--- Exercise instructions ---
Repeat exactly each line of the data provided below.

--- Input records ---

== == ==

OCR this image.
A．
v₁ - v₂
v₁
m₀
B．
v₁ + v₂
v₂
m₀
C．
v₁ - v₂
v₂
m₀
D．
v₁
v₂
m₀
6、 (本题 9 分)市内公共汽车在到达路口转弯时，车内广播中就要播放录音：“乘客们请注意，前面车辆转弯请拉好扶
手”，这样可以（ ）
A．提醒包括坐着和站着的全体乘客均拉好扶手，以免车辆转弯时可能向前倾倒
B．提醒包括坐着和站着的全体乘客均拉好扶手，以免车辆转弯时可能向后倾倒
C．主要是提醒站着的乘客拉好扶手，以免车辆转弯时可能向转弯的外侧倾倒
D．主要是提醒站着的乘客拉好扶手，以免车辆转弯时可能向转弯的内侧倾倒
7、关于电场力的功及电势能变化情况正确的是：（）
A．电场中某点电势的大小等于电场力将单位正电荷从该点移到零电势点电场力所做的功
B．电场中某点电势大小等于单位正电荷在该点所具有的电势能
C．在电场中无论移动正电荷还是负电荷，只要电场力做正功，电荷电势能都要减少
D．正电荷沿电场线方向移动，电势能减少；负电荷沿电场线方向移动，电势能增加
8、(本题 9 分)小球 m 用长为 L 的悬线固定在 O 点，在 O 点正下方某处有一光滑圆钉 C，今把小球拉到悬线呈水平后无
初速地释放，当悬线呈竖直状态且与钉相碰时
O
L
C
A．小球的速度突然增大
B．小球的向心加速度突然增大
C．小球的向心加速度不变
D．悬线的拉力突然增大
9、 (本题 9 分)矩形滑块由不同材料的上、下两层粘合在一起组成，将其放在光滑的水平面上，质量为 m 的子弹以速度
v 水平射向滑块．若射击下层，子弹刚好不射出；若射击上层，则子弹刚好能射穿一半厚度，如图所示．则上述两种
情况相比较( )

== == ==

--- Answer to the problem ---
OCR this image.
A．
v₁ - v₂
v₁
m₀
B．
v₁ + v₂
v₂
m₀
C．
v₁ - v₂
v₂
m₀
D．
v₁
v₂
m₀
6、 (本题 9 分)市内公共汽车在到达路口转弯时，车内广播中就要播放录音：“乘客们请注意，前面车辆转弯请拉好扶
手”，这样可以（ ）
A．提醒包括坐着和站着的全体乘客均拉好扶手，以免车辆转弯时可能向前倾倒
B．提醒包括坐着和站着的全体乘客均拉好扶手，以免车辆转弯时可能向后倾倒
C．主要是提醒站着的乘客拉好扶手，以免车辆转弯时可能向转弯的外侧倾倒
D．主要是提醒站着的乘客拉好扶手，以免车辆转弯时可能向转弯的内侧倾倒
7、关于电场力的功及电势能变化情况正确的是：（）
A．电场中某点电势的大小等于电场力将单位正电荷从该点移到零电势点电场力所做的功
B．电场中某点电势大小等于单位正电荷在该点所具有的电势能
C．在电场中无论移动正电荷还是负电荷，只要电场力做正功，电荷电势能都要减少
D．正电荷沿电场线方向移动，电势能减少；负电荷沿电场线方向移动，电势能增加
8、(本题 9 分)小球 m 用长为 L 的悬线固定在 O 点，在 O 点正下方某处有一光滑圆钉 C，今把小球拉到悬线呈水平后无
初速地释放，当悬线呈竖直状态且与钉相碰时
O
L
C
A．小球的速度突然增大
B．小球的向心加速度突然增大
C．小球的向心加速度不变
D．悬线的拉力突然增大
9、 (本题 9 分)矩形滑块由不同材料的上、下两层粘合在一起组成，将其放在光滑的水平面上，质量为 m 的子弹以速度
v 水平射向滑块．若射击下层，子弹刚好不射出；若射击上层，则子弹刚好能射穿一半厚度，如图所示．则上述两种
情况相比较( )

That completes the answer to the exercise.